Raw data »
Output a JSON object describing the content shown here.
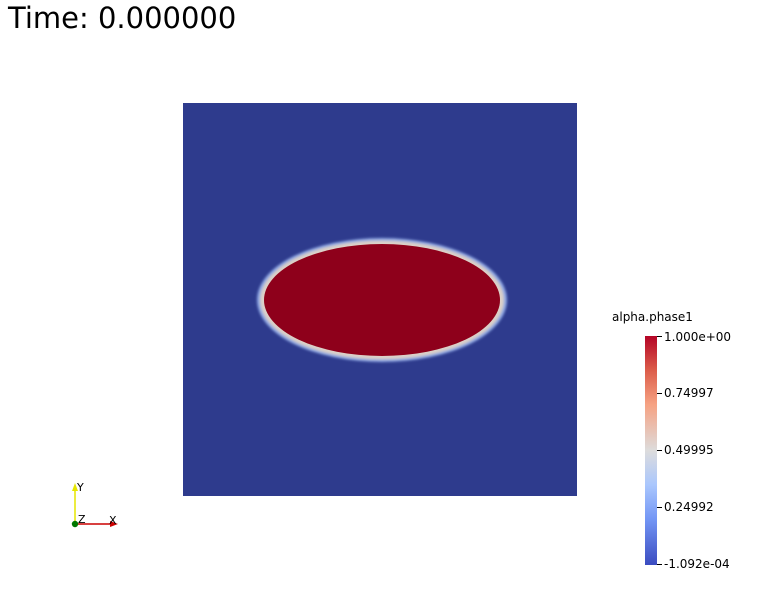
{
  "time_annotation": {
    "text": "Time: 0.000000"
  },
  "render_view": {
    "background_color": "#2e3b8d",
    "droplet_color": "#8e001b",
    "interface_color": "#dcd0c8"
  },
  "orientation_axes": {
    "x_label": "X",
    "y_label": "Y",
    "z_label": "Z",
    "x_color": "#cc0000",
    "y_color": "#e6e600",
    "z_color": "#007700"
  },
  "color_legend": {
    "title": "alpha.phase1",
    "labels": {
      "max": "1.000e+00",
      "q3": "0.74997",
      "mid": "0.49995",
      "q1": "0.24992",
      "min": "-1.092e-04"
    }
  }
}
--
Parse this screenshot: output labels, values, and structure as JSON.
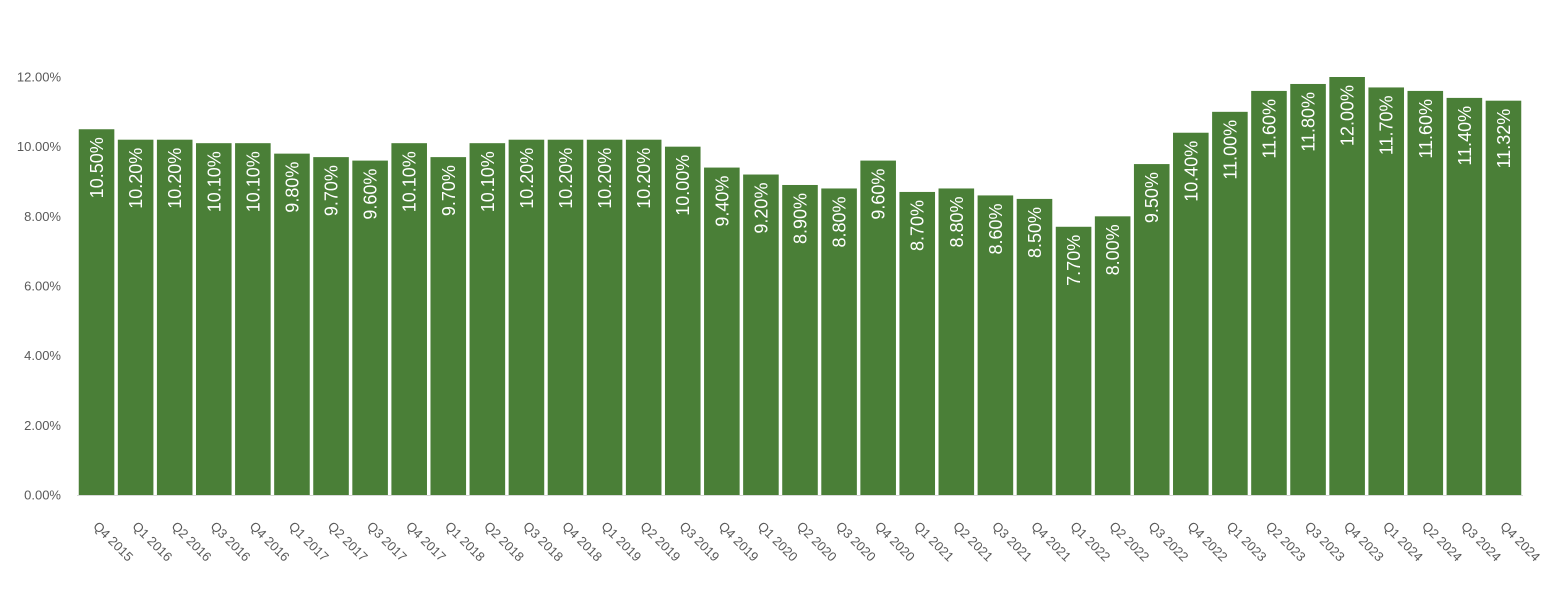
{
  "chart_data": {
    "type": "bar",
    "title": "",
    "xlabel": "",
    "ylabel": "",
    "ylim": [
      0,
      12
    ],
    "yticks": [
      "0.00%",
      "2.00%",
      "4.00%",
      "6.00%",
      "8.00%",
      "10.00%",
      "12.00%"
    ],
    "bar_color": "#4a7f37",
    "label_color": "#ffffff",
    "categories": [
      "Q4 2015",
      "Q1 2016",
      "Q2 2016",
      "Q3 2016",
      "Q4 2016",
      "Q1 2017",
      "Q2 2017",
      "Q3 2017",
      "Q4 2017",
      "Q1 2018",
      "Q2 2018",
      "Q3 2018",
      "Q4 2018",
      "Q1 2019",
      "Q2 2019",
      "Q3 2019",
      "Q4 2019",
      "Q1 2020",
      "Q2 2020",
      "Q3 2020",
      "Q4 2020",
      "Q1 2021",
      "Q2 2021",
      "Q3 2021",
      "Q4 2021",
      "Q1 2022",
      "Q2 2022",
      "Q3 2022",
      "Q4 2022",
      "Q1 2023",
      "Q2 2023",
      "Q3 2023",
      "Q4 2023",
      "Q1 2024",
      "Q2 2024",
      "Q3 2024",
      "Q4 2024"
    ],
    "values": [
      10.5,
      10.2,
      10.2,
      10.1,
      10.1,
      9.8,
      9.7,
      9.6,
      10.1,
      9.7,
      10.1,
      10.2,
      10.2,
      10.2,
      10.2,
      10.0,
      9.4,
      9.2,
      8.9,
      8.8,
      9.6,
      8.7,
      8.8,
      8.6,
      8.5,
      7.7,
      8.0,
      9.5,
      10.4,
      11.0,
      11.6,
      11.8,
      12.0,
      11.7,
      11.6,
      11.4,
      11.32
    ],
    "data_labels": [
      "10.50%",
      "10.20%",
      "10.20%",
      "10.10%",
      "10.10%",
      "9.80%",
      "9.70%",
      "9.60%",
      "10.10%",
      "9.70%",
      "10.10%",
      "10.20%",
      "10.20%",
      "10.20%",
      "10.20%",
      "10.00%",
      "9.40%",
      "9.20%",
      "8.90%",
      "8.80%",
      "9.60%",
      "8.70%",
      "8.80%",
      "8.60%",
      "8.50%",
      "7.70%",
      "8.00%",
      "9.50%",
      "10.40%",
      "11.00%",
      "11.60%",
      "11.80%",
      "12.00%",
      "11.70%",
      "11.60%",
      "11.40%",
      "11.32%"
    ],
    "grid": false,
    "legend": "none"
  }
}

What to produce » Give only the number of lines in the material above where the string "JSON" appears.

Response » 2